_The problem:_ From the listing below, pull each line that includes "name".

[Data entries]

....

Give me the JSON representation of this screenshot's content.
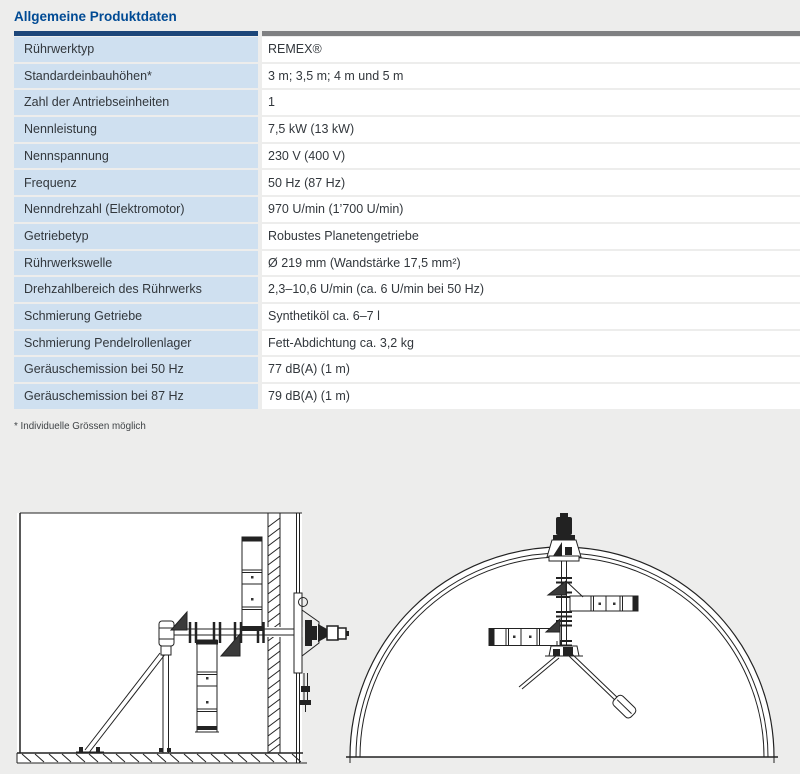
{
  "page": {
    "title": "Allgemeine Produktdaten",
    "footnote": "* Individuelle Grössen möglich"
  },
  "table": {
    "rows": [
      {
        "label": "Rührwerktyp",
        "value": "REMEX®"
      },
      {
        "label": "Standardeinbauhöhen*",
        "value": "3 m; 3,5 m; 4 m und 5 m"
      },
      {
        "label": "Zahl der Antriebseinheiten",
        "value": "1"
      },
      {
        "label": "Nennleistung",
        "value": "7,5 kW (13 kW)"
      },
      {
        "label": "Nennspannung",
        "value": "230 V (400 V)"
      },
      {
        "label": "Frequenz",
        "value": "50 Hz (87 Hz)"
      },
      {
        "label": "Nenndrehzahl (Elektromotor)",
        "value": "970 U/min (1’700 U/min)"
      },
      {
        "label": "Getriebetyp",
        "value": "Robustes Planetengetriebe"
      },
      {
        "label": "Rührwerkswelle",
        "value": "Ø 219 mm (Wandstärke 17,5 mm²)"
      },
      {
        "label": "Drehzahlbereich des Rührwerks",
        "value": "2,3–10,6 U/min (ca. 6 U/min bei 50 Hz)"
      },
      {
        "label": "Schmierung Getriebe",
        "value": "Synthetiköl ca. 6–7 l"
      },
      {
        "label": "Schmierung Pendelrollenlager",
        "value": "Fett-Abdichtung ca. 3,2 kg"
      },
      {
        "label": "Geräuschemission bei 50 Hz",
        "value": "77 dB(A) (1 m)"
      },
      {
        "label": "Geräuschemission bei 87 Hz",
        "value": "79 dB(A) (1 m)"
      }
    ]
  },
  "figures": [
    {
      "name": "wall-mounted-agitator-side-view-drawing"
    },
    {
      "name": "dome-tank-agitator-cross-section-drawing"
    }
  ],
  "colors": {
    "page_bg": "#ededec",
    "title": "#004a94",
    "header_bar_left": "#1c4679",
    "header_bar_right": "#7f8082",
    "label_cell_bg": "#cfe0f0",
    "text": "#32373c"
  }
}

....

_Correct answer:_
      "name": "wall-mounted-agitator-side-view-drawing"
      "name": "dome-tank-agitator-cross-section-drawing"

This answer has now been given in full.